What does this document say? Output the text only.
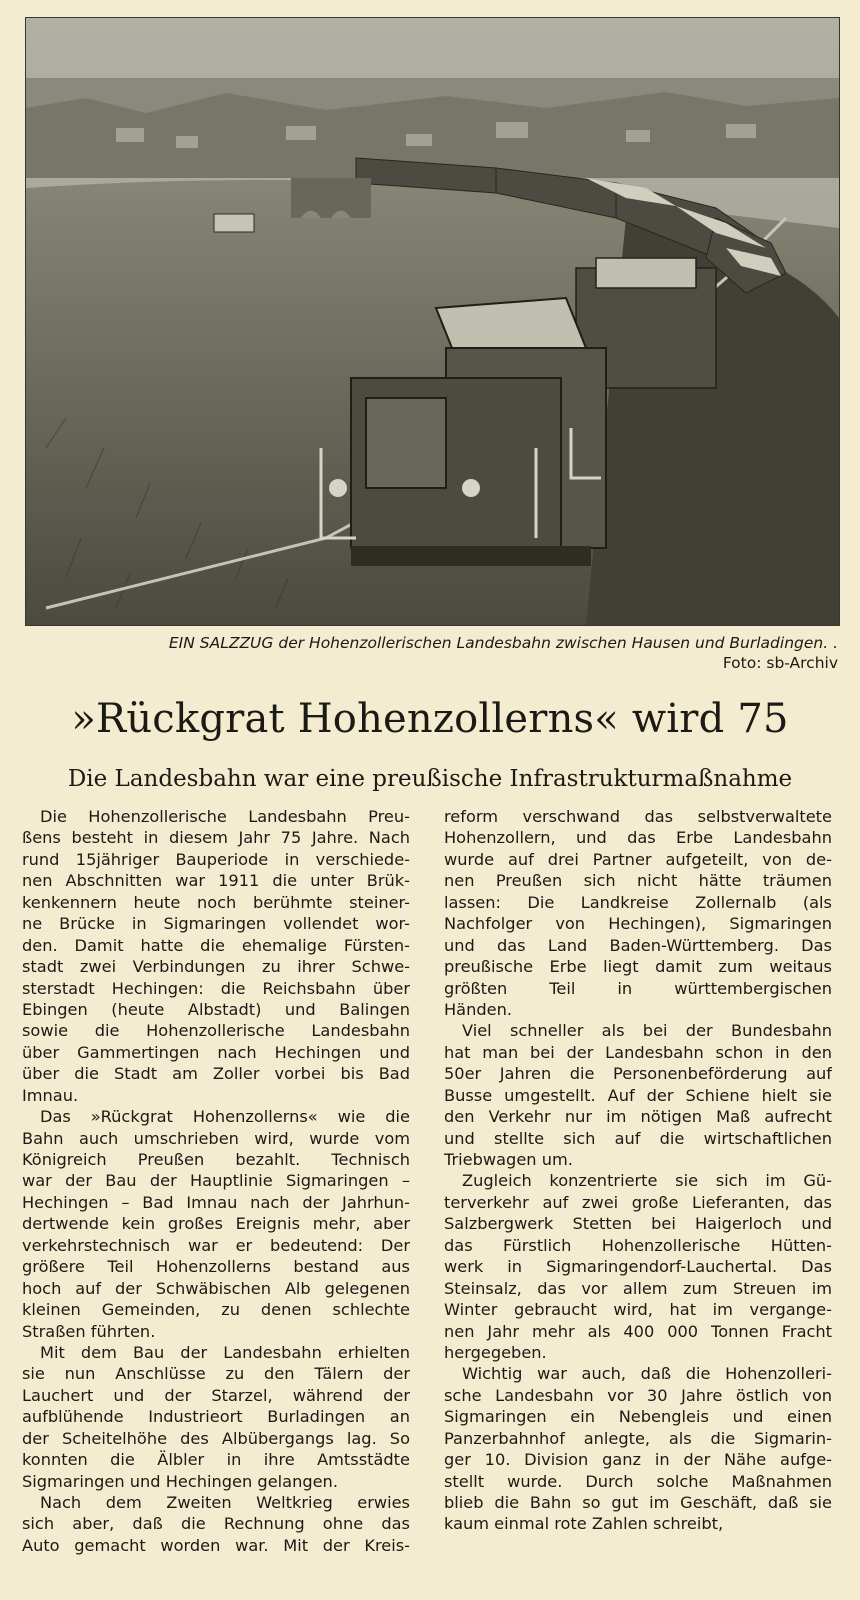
EIN SALZZUG der Hohenzollerischen Landesbahn zwischen Hausen und Burladingen. .
Foto: sb-Archiv
»Rückgrat Hohenzollerns« wird 75
Die Landesbahn war eine preußische Infrastrukturmaßnahme
Die Hohenzollerische Landesbahn Preu-
ßens besteht in diesem Jahr 75 Jahre. Nach
rund 15jähriger Bauperiode in verschiede-
nen Abschnitten war 1911 die unter Brük-
kenkennern heute noch berühmte steiner-
ne Brücke in Sigmaringen vollendet wor-
den. Damit hatte die ehemalige Fürsten-
stadt zwei Verbindungen zu ihrer Schwe-
sterstadt Hechingen: die Reichsbahn über
Ebingen (heute Albstadt) und Balingen
sowie die Hohenzollerische Landesbahn
über Gammertingen nach Hechingen und
über die Stadt am Zoller vorbei bis Bad
Imnau.
Das »Rückgrat Hohenzollerns« wie die
Bahn auch umschrieben wird, wurde vom
Königreich Preußen bezahlt. Technisch
war der Bau der Hauptlinie Sigmaringen –
Hechingen – Bad Imnau nach der Jahrhun-
dertwende kein großes Ereignis mehr, aber
verkehrstechnisch war er bedeutend: Der
größere Teil Hohenzollerns bestand aus
hoch auf der Schwäbischen Alb gelegenen
kleinen Gemeinden, zu denen schlechte
Straßen führten.
Mit dem Bau der Landesbahn erhielten
sie nun Anschlüsse zu den Tälern der
Lauchert und der Starzel, während der
aufblühende Industrieort Burladingen an
der Scheitelhöhe des Albübergangs lag. So
konnten die Älbler in ihre Amtsstädte
Sigmaringen und Hechingen gelangen.
Nach dem Zweiten Weltkrieg erwies
sich aber, daß die Rechnung ohne das
Auto gemacht worden war. Mit der Kreis-
reform verschwand das selbstverwaltete
Hohenzollern, und das Erbe Landesbahn
wurde auf drei Partner aufgeteilt, von de-
nen Preußen sich nicht hätte träumen
lassen: Die Landkreise Zollernalb (als
Nachfolger von Hechingen), Sigmaringen
und das Land Baden-Württemberg. Das
preußische Erbe liegt damit zum weitaus
größten Teil in württembergischen
Händen.
Viel schneller als bei der Bundesbahn
hat man bei der Landesbahn schon in den
50er Jahren die Personenbeförderung auf
Busse umgestellt. Auf der Schiene hielt sie
den Verkehr nur im nötigen Maß aufrecht
und stellte sich auf die wirtschaftlichen
Triebwagen um.
Zugleich konzentrierte sie sich im Gü-
terverkehr auf zwei große Lieferanten, das
Salzbergwerk Stetten bei Haigerloch und
das Fürstlich Hohenzollerische Hütten-
werk in Sigmaringendorf-Lauchertal. Das
Steinsalz, das vor allem zum Streuen im
Winter gebraucht wird, hat im vergange-
nen Jahr mehr als 400 000 Tonnen Fracht
hergegeben.
Wichtig war auch, daß die Hohenzolleri-
sche Landesbahn vor 30 Jahre östlich von
Sigmaringen ein Nebengleis und einen
Panzerbahnhof anlegte, als die Sigmarin-
ger 10. Division ganz in der Nähe aufge-
stellt wurde. Durch solche Maßnahmen
blieb die Bahn so gut im Geschäft, daß sie
kaum einmal rote Zahlen schreibt,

▬▬▬▬▬▬

→ WHAT YOU HAVE TO DO
Quote the data exactly, leaving every image out of the copy.

→ THE RESULT
What does this document say? Output the text only.
EIN SALZZUG der Hohenzollerischen Landesbahn zwischen Hausen und Burladingen. .
Foto: sb-Archiv
»Rückgrat Hohenzollerns« wird 75
Die Landesbahn war eine preußische Infrastrukturmaßnahme
Die Hohenzollerische Landesbahn Preu-
ßens besteht in diesem Jahr 75 Jahre. Nach
rund 15jähriger Bauperiode in verschiede-
nen Abschnitten war 1911 die unter Brük-
kenkennern heute noch berühmte steiner-
ne Brücke in Sigmaringen vollendet wor-
den. Damit hatte die ehemalige Fürsten-
stadt zwei Verbindungen zu ihrer Schwe-
sterstadt Hechingen: die Reichsbahn über
Ebingen (heute Albstadt) und Balingen
sowie die Hohenzollerische Landesbahn
über Gammertingen nach Hechingen und
über die Stadt am Zoller vorbei bis Bad
Imnau.
Das »Rückgrat Hohenzollerns« wie die
Bahn auch umschrieben wird, wurde vom
Königreich Preußen bezahlt. Technisch
war der Bau der Hauptlinie Sigmaringen –
Hechingen – Bad Imnau nach der Jahrhun-
dertwende kein großes Ereignis mehr, aber
verkehrstechnisch war er bedeutend: Der
größere Teil Hohenzollerns bestand aus
hoch auf der Schwäbischen Alb gelegenen
kleinen Gemeinden, zu denen schlechte
Straßen führten.
Mit dem Bau der Landesbahn erhielten
sie nun Anschlüsse zu den Tälern der
Lauchert und der Starzel, während der
aufblühende Industrieort Burladingen an
der Scheitelhöhe des Albübergangs lag. So
konnten die Älbler in ihre Amtsstädte
Sigmaringen und Hechingen gelangen.
Nach dem Zweiten Weltkrieg erwies
sich aber, daß die Rechnung ohne das
Auto gemacht worden war. Mit der Kreis-
reform verschwand das selbstverwaltete
Hohenzollern, und das Erbe Landesbahn
wurde auf drei Partner aufgeteilt, von de-
nen Preußen sich nicht hätte träumen
lassen: Die Landkreise Zollernalb (als
Nachfolger von Hechingen), Sigmaringen
und das Land Baden-Württemberg. Das
preußische Erbe liegt damit zum weitaus
größten Teil in württembergischen
Händen.
Viel schneller als bei der Bundesbahn
hat man bei der Landesbahn schon in den
50er Jahren die Personenbeförderung auf
Busse umgestellt. Auf der Schiene hielt sie
den Verkehr nur im nötigen Maß aufrecht
und stellte sich auf die wirtschaftlichen
Triebwagen um.
Zugleich konzentrierte sie sich im Gü-
terverkehr auf zwei große Lieferanten, das
Salzbergwerk Stetten bei Haigerloch und
das Fürstlich Hohenzollerische Hütten-
werk in Sigmaringendorf-Lauchertal. Das
Steinsalz, das vor allem zum Streuen im
Winter gebraucht wird, hat im vergange-
nen Jahr mehr als 400 000 Tonnen Fracht
hergegeben.
Wichtig war auch, daß die Hohenzolleri-
sche Landesbahn vor 30 Jahre östlich von
Sigmaringen ein Nebengleis und einen
Panzerbahnhof anlegte, als die Sigmarin-
ger 10. Division ganz in der Nähe aufge-
stellt wurde. Durch solche Maßnahmen
blieb die Bahn so gut im Geschäft, daß sie
kaum einmal rote Zahlen schreibt,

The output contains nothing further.